══ Provided material ══

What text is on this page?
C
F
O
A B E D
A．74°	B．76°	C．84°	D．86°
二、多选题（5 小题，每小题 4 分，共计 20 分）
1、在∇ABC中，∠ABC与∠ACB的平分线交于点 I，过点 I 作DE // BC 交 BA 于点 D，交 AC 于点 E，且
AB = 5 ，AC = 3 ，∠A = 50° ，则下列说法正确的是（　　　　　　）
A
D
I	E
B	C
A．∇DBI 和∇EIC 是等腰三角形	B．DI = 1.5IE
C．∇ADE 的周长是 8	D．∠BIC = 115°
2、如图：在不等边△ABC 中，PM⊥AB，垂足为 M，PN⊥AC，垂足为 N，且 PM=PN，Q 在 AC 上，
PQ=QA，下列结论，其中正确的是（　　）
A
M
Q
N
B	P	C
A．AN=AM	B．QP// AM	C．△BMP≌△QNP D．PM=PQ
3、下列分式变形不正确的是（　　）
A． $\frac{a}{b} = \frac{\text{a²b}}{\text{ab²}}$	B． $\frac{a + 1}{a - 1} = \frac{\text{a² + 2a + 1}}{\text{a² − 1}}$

═══

Problem description
Retype the records in full. Keep every line identical to the original.

The response
What text is on this page?
C
F
O
A B E D
A．74°	B．76°	C．84°	D．86°
二、多选题（5 小题，每小题 4 分，共计 20 分）
1、在∇ABC中，∠ABC与∠ACB的平分线交于点 I，过点 I 作DE // BC 交 BA 于点 D，交 AC 于点 E，且
AB = 5 ，AC = 3 ，∠A = 50° ，则下列说法正确的是（　　　　　　）
A
D
I	E
B	C
A．∇DBI 和∇EIC 是等腰三角形	B．DI = 1.5IE
C．∇ADE 的周长是 8	D．∠BIC = 115°
2、如图：在不等边△ABC 中，PM⊥AB，垂足为 M，PN⊥AC，垂足为 N，且 PM=PN，Q 在 AC 上，
PQ=QA，下列结论，其中正确的是（　　）
A
M
Q
N
B	P	C
A．AN=AM	B．QP// AM	C．△BMP≌△QNP D．PM=PQ
3、下列分式变形不正确的是（　　）
A． $\frac{a}{b} = \frac{\text{a²b}}{\text{ab²}}$	B． $\frac{a + 1}{a - 1} = \frac{\text{a² + 2a + 1}}{\text{a² − 1}}$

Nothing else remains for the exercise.